Lines containing the string "temperature" are to be counted; report the number and nothing more.

::: Input for this task

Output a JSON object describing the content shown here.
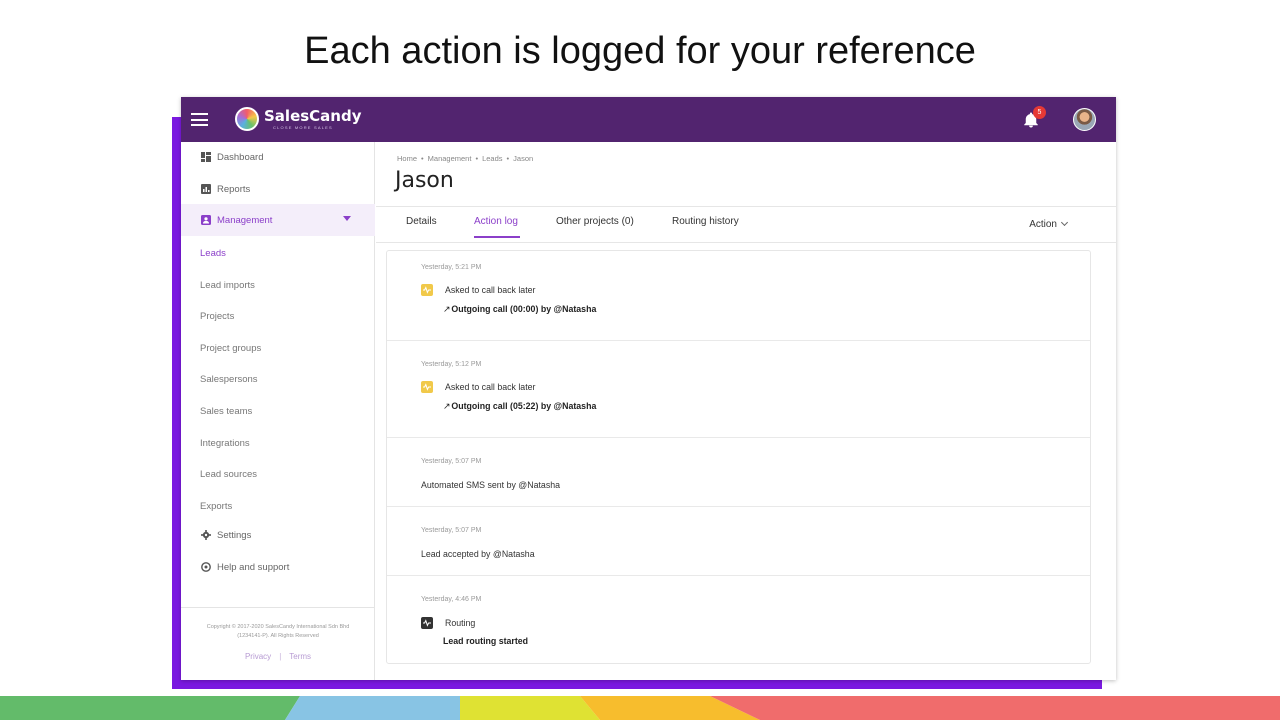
{
  "slide": {
    "title": "Each action is logged for your reference"
  },
  "colors": {
    "topbar": "#52246f",
    "accent": "#8b3fc9",
    "frame": "#7a19e0",
    "badge": "#e53935",
    "call_icon": "#f1c94a"
  },
  "topbar": {
    "logo_name": "SalesCandy",
    "logo_tagline": "CLOSE MORE SALES",
    "notification_count": "5"
  },
  "sidebar": {
    "items": [
      {
        "label": "Dashboard",
        "icon": "dashboard-icon"
      },
      {
        "label": "Reports",
        "icon": "reports-icon"
      },
      {
        "label": "Management",
        "icon": "management-icon"
      }
    ],
    "sub_items": [
      {
        "label": "Leads"
      },
      {
        "label": "Lead imports"
      },
      {
        "label": "Projects"
      },
      {
        "label": "Project groups"
      },
      {
        "label": "Salespersons"
      },
      {
        "label": "Sales teams"
      },
      {
        "label": "Integrations"
      },
      {
        "label": "Lead sources"
      },
      {
        "label": "Exports"
      }
    ],
    "settings_label": "Settings",
    "help_label": "Help and support",
    "copyright_line1": "Copyright © 2017-2020 SalesCandy International Sdn Bhd",
    "copyright_line2": "(1234141-P). All Rights Reserved",
    "privacy_label": "Privacy",
    "separator": "|",
    "terms_label": "Terms"
  },
  "breadcrumb": {
    "items": [
      "Home",
      "Management",
      "Leads",
      "Jason"
    ]
  },
  "page_title": "Jason",
  "tabs": {
    "items": [
      {
        "label": "Details"
      },
      {
        "label": "Action log"
      },
      {
        "label": "Other projects (0)"
      },
      {
        "label": "Routing history"
      }
    ],
    "action_label": "Action"
  },
  "action_log": {
    "entries": [
      {
        "time": "Yesterday, 5:21 PM",
        "text": "Asked to call back later",
        "detail": "Outgoing call (00:00) by @Natasha",
        "arrow": "↗"
      },
      {
        "time": "Yesterday, 5:12 PM",
        "text": "Asked to call back later",
        "detail": "Outgoing call (05:22) by @Natasha",
        "arrow": "↗"
      },
      {
        "time": "Yesterday, 5:07 PM",
        "text": "Automated SMS sent by @Natasha"
      },
      {
        "time": "Yesterday, 5:07 PM",
        "text": "Lead accepted by @Natasha"
      },
      {
        "time": "Yesterday, 4:46 PM",
        "text": "Routing",
        "detail": "Lead routing started"
      }
    ]
  }
}
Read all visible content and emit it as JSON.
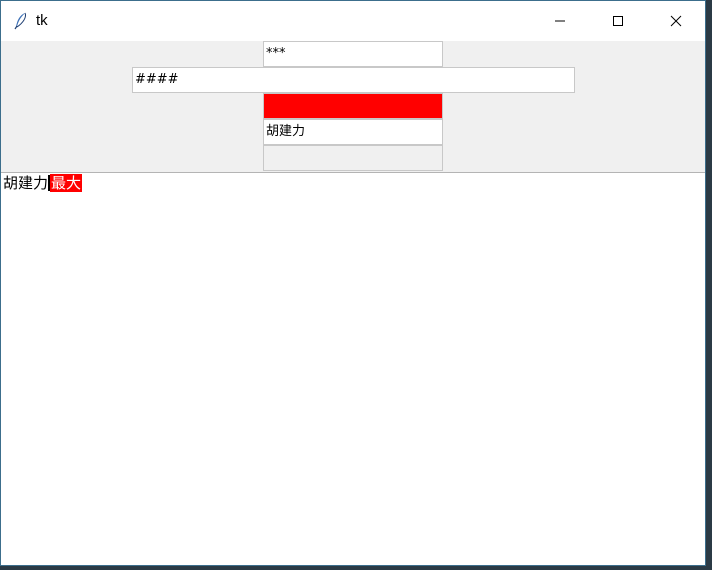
{
  "window": {
    "title": "tk",
    "icon": "feather-icon",
    "controls": [
      "minimize-icon",
      "maximize-icon",
      "close-icon"
    ]
  },
  "entries": {
    "entry1_value": "***",
    "entry2_value": "####",
    "entry3_value": "",
    "entry3_bg": "#ff0000",
    "entry4_value": "胡建力",
    "entry5_value": ""
  },
  "textbox": {
    "plain_text": "胡建力",
    "highlighted_text": "最大",
    "highlight_bg": "#ff0000",
    "highlight_fg": "#ffffff"
  }
}
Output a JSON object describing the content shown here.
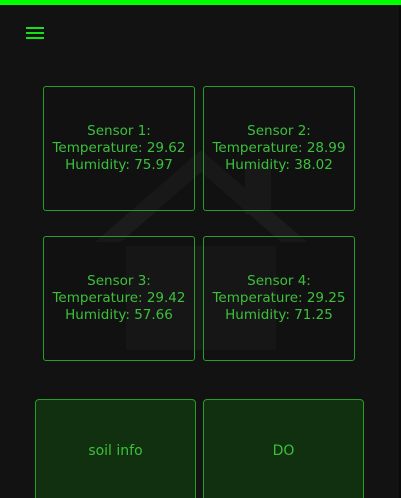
{
  "menu": {
    "icon": "hamburger-menu-icon"
  },
  "watermark": {
    "icon": "house-icon"
  },
  "colors": {
    "accent": "#00ff00",
    "card_border": "#23a023",
    "text": "#3cc03c",
    "background": "#121212",
    "button_fill": "#10300f"
  },
  "sensors": [
    {
      "title": "Sensor 1:",
      "temperature": "Temperature: 29.62",
      "humidity": "Humidity: 75.97"
    },
    {
      "title": "Sensor 2:",
      "temperature": "Temperature: 28.99",
      "humidity": "Humidity: 38.02"
    },
    {
      "title": "Sensor 3:",
      "temperature": "Temperature: 29.42",
      "humidity": "Humidity: 57.66"
    },
    {
      "title": "Sensor 4:",
      "temperature": "Temperature: 29.25",
      "humidity": "Humidity: 71.25"
    }
  ],
  "buttons": {
    "soil_info": "soil info",
    "do": "DO"
  }
}
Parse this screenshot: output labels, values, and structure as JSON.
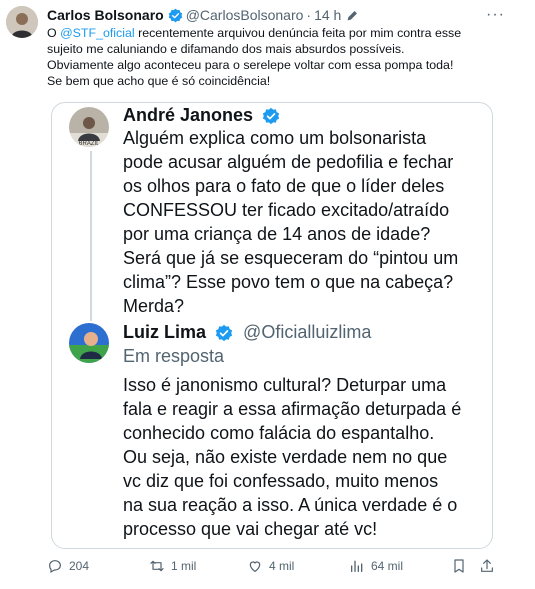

::::::

§ The reply: 4